OBJECTIVE
Using the entries below, restate word for word only the lines from the one with "What's the underlying" to the final line, leaving the pictures out.

DATASET RECORDS
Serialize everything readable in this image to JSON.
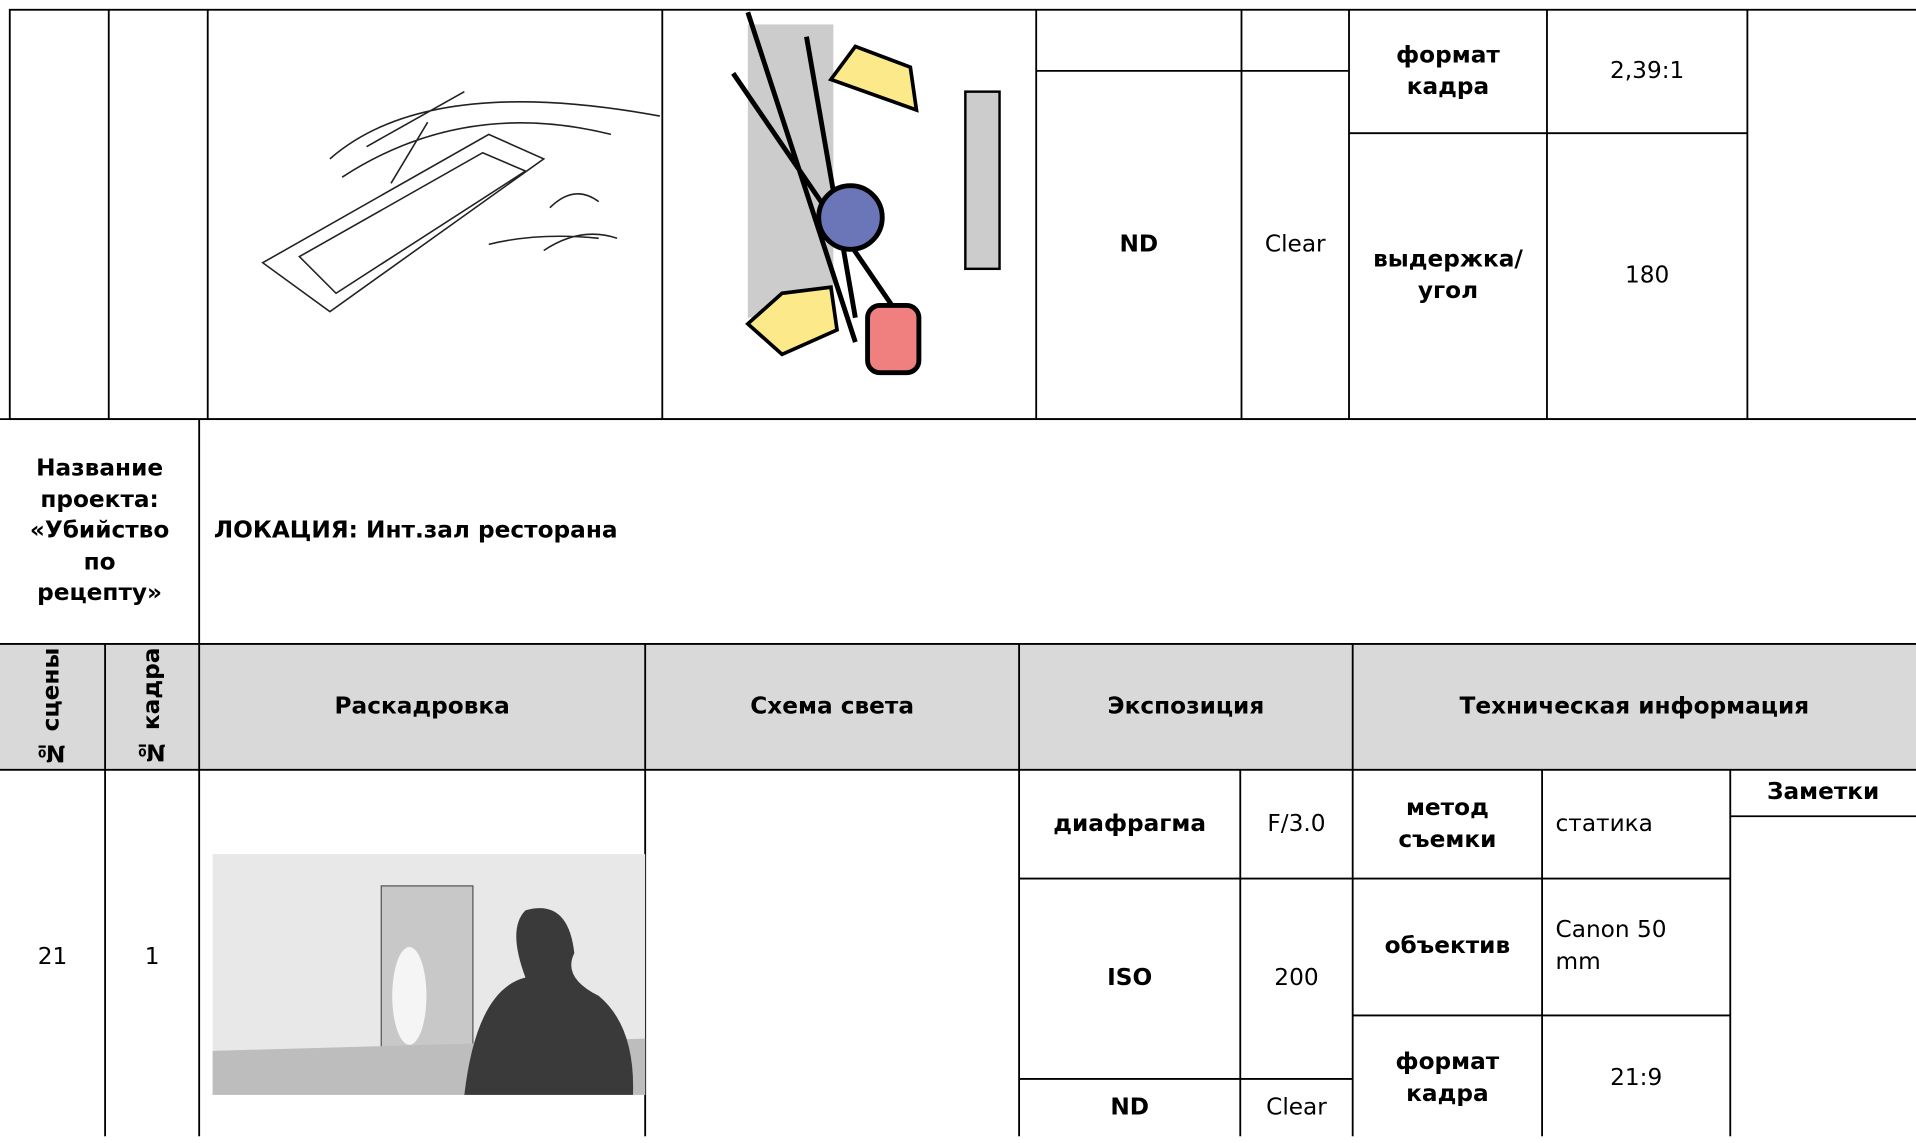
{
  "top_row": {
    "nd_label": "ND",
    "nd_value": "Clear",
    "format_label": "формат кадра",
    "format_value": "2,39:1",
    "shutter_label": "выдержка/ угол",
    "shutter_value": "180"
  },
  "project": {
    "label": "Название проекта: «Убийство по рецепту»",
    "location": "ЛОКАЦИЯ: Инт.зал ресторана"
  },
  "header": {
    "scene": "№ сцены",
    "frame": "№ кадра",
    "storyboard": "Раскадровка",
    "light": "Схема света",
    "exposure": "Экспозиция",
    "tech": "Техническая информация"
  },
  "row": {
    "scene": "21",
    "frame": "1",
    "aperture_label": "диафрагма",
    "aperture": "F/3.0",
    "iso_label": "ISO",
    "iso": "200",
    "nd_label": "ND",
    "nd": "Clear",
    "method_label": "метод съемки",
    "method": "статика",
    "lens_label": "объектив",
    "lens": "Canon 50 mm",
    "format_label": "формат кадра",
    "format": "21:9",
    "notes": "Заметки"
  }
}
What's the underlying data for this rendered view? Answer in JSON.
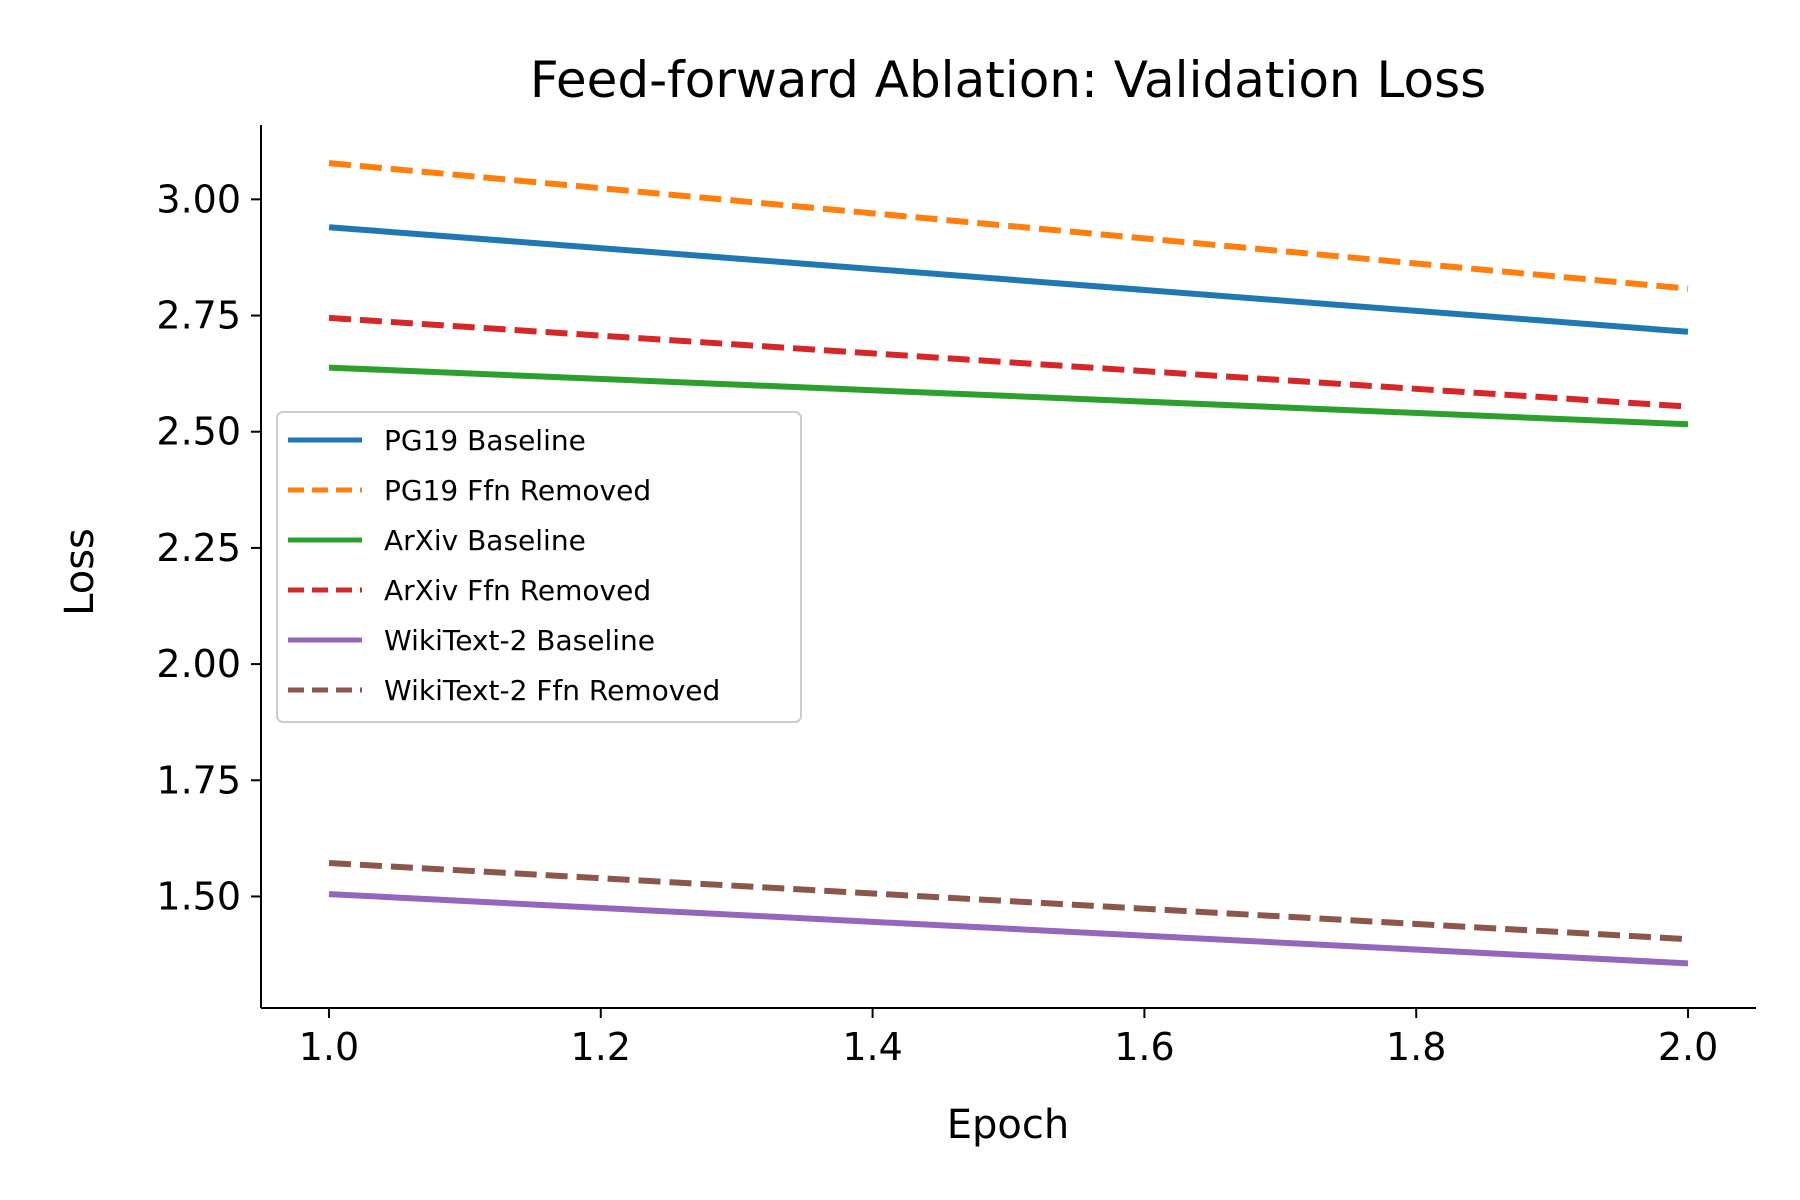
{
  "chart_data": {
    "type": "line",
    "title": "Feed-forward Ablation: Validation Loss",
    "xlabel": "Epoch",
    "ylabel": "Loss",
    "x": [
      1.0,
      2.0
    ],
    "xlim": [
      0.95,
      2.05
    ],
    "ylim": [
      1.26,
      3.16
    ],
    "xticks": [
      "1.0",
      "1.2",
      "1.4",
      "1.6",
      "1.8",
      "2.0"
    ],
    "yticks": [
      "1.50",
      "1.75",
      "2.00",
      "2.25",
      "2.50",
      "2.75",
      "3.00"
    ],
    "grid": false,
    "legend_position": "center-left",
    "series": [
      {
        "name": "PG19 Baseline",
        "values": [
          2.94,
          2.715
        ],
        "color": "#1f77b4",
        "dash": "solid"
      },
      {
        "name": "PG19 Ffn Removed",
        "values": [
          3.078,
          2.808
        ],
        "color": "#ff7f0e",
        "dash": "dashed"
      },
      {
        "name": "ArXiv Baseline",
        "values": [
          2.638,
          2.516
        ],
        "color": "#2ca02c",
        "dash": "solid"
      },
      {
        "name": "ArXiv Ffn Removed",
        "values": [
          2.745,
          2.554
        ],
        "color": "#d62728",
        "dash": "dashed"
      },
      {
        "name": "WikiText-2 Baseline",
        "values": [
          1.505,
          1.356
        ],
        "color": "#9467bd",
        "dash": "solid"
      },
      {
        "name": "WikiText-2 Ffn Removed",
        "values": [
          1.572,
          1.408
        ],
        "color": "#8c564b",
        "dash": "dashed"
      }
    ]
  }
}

ANSWER TO THIS PROBLEM
What's the underlying data for this rendered view? Answer in JSON.
{
  "chart_data": {
    "type": "line",
    "title": "Feed-forward Ablation: Validation Loss",
    "xlabel": "Epoch",
    "ylabel": "Loss",
    "x": [
      1.0,
      2.0
    ],
    "xlim": [
      0.95,
      2.05
    ],
    "ylim": [
      1.26,
      3.16
    ],
    "xticks": [
      "1.0",
      "1.2",
      "1.4",
      "1.6",
      "1.8",
      "2.0"
    ],
    "yticks": [
      "1.50",
      "1.75",
      "2.00",
      "2.25",
      "2.50",
      "2.75",
      "3.00"
    ],
    "grid": false,
    "legend_position": "center-left",
    "series": [
      {
        "name": "PG19 Baseline",
        "values": [
          2.94,
          2.715
        ],
        "color": "#1f77b4",
        "dash": "solid"
      },
      {
        "name": "PG19 Ffn Removed",
        "values": [
          3.078,
          2.808
        ],
        "color": "#ff7f0e",
        "dash": "dashed"
      },
      {
        "name": "ArXiv Baseline",
        "values": [
          2.638,
          2.516
        ],
        "color": "#2ca02c",
        "dash": "solid"
      },
      {
        "name": "ArXiv Ffn Removed",
        "values": [
          2.745,
          2.554
        ],
        "color": "#d62728",
        "dash": "dashed"
      },
      {
        "name": "WikiText-2 Baseline",
        "values": [
          1.505,
          1.356
        ],
        "color": "#9467bd",
        "dash": "solid"
      },
      {
        "name": "WikiText-2 Ffn Removed",
        "values": [
          1.572,
          1.408
        ],
        "color": "#8c564b",
        "dash": "dashed"
      }
    ]
  }
}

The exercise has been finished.